* _Task requirements_
Return every line of the records below verbatim, with no pictures in the copy.

* _Data lines_

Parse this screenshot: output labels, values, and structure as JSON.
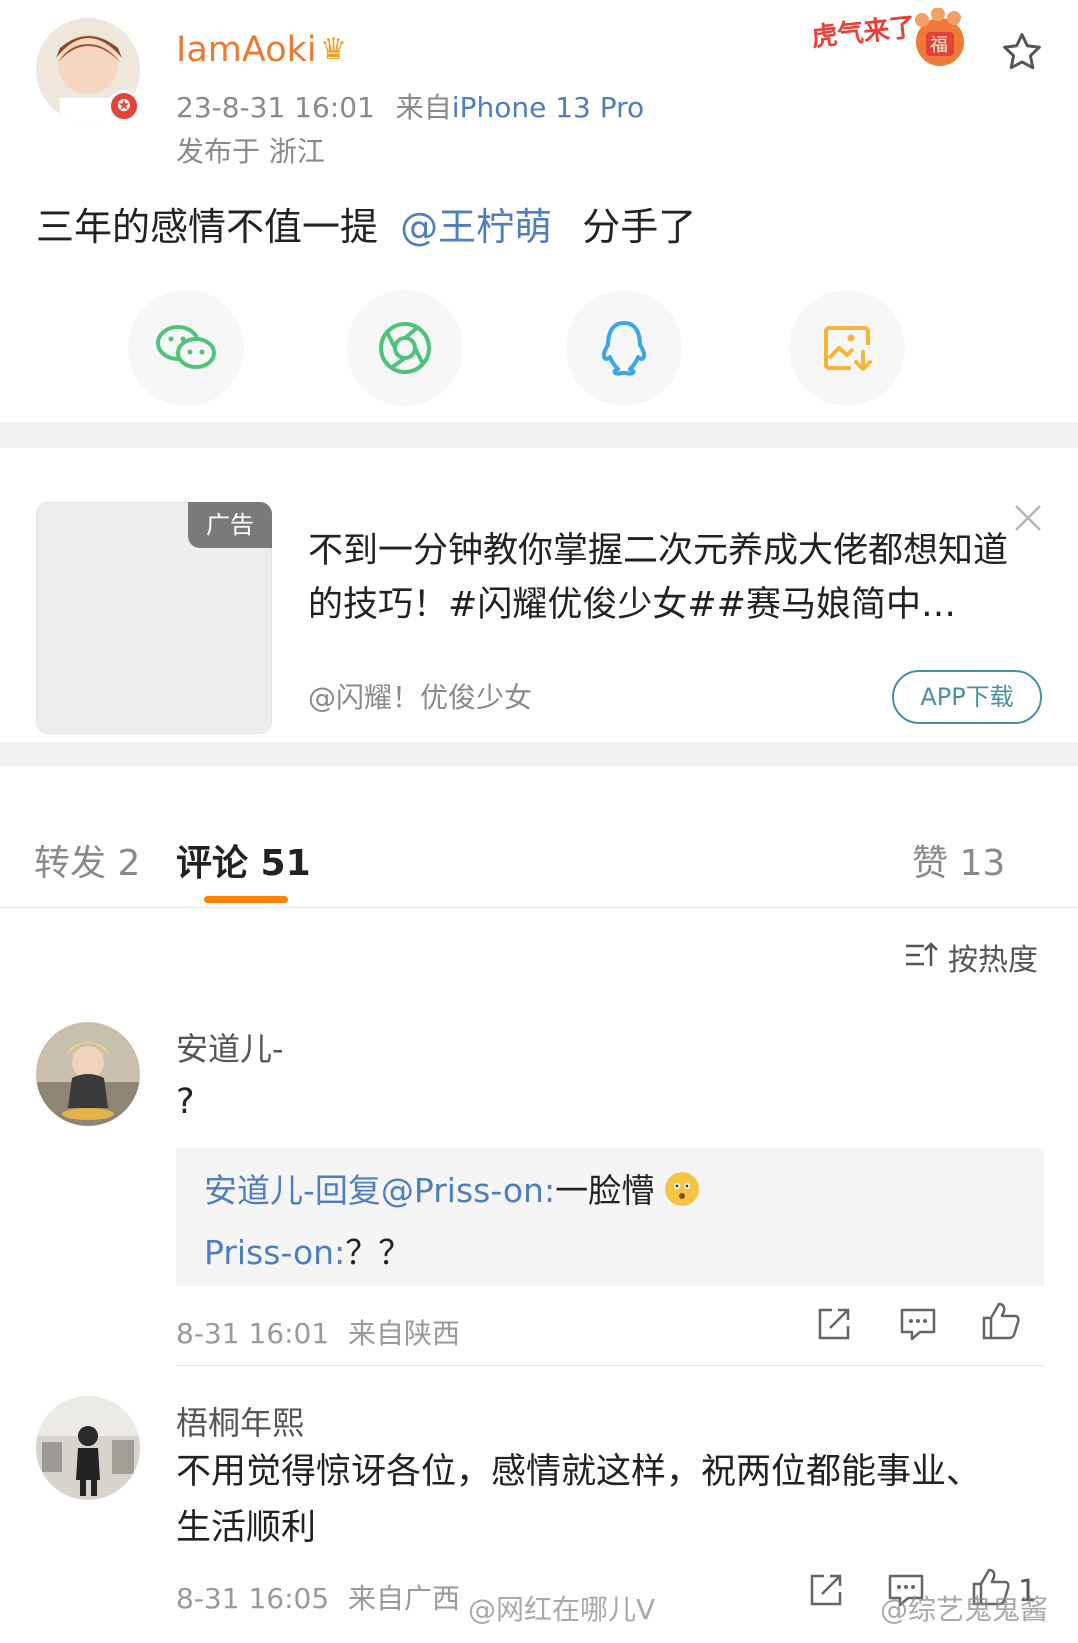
{
  "post": {
    "username": "IamAoki",
    "timestamp": "23-8-31 16:01",
    "source_prefix": "来自",
    "device": "iPhone 13 Pro",
    "location": "发布于 浙江",
    "text_before": "三年的感情不值一提",
    "mention": "@王柠萌",
    "text_after": "分手了",
    "festive_badge": "虎气来了",
    "festive_badge_char": "福",
    "icons": {
      "avatar_badge": "vip-badge-icon",
      "username_badge": "crown-icon",
      "favorite": "star-icon"
    },
    "share_buttons": [
      {
        "name": "wechat",
        "icon": "wechat-icon",
        "color": "#4fc37a"
      },
      {
        "name": "moments",
        "icon": "moments-icon",
        "color": "#4fc37a"
      },
      {
        "name": "qq",
        "icon": "qq-icon",
        "color": "#3aa6e8"
      },
      {
        "name": "save-image",
        "icon": "save-image-icon",
        "color": "#f3b63a"
      }
    ]
  },
  "ad": {
    "tag": "广告",
    "title": "不到一分钟教你掌握二次元养成大佬都想知道的技巧！#闪耀优俊少女##赛马娘简中…",
    "source": "@闪耀！优俊少女",
    "button": "APP下载",
    "close_icon": "close-icon"
  },
  "tabs": {
    "repost": "转发 2",
    "comment": "评论 51",
    "like": "赞 13"
  },
  "sort": {
    "label": "按热度",
    "icon": "sort-icon"
  },
  "comments": [
    {
      "name": "安道儿-",
      "text": "?",
      "replies": [
        {
          "author": "安道儿-回复@Priss-on:",
          "text": "一脸懵",
          "emoji": "confused-emoji-icon"
        },
        {
          "author": "Priss-on:",
          "text": "？？"
        }
      ],
      "time": "8-31 16:01",
      "location": "来自陕西",
      "actions": [
        "share-icon",
        "comment-icon",
        "like-icon"
      ]
    },
    {
      "name": "梧桐年熙",
      "text": "不用觉得惊讶各位，感情就这样，祝两位都能事业、生活顺利",
      "time": "8-31 16:05",
      "location": "来自广西",
      "likes": "1",
      "actions": [
        "share-icon",
        "comment-icon",
        "like-icon"
      ]
    }
  ],
  "watermarks": [
    "@网红在哪儿V",
    "@综艺鬼鬼酱"
  ],
  "colors": {
    "accent_orange": "#ff8200",
    "username_orange": "#eb7a33",
    "link_blue": "#4f7ec0",
    "muted_gray": "#8a8a8a"
  }
}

* _Output of the exercise_
Parse this screenshot: output labels, values, and structure as JSON.
{
  "post": {
    "username": "IamAoki",
    "timestamp": "23-8-31 16:01",
    "source_prefix": "来自",
    "device": "iPhone 13 Pro",
    "location": "发布于 浙江",
    "text_before": "三年的感情不值一提",
    "mention": "@王柠萌",
    "text_after": "分手了",
    "festive_badge": "虎气来了",
    "festive_badge_char": "福",
    "icons": {
      "avatar_badge": "vip-badge-icon",
      "username_badge": "crown-icon",
      "favorite": "star-icon"
    },
    "share_buttons": [
      {
        "name": "wechat",
        "icon": "wechat-icon",
        "color": "#4fc37a"
      },
      {
        "name": "moments",
        "icon": "moments-icon",
        "color": "#4fc37a"
      },
      {
        "name": "qq",
        "icon": "qq-icon",
        "color": "#3aa6e8"
      },
      {
        "name": "save-image",
        "icon": "save-image-icon",
        "color": "#f3b63a"
      }
    ]
  },
  "ad": {
    "tag": "广告",
    "title": "不到一分钟教你掌握二次元养成大佬都想知道的技巧！#闪耀优俊少女##赛马娘简中…",
    "source": "@闪耀！优俊少女",
    "button": "APP下载",
    "close_icon": "close-icon"
  },
  "tabs": {
    "repost": "转发 2",
    "comment": "评论 51",
    "like": "赞 13"
  },
  "sort": {
    "label": "按热度",
    "icon": "sort-icon"
  },
  "comments": [
    {
      "name": "安道儿-",
      "text": "?",
      "replies": [
        {
          "author": "安道儿-回复@Priss-on:",
          "text": "一脸懵",
          "emoji": "confused-emoji-icon"
        },
        {
          "author": "Priss-on:",
          "text": "？？"
        }
      ],
      "time": "8-31 16:01",
      "location": "来自陕西",
      "actions": [
        "share-icon",
        "comment-icon",
        "like-icon"
      ]
    },
    {
      "name": "梧桐年熙",
      "text": "不用觉得惊讶各位，感情就这样，祝两位都能事业、生活顺利",
      "time": "8-31 16:05",
      "location": "来自广西",
      "likes": "1",
      "actions": [
        "share-icon",
        "comment-icon",
        "like-icon"
      ]
    }
  ],
  "watermarks": [
    "@网红在哪儿V",
    "@综艺鬼鬼酱"
  ],
  "colors": {
    "accent_orange": "#ff8200",
    "username_orange": "#eb7a33",
    "link_blue": "#4f7ec0",
    "muted_gray": "#8a8a8a"
  }
}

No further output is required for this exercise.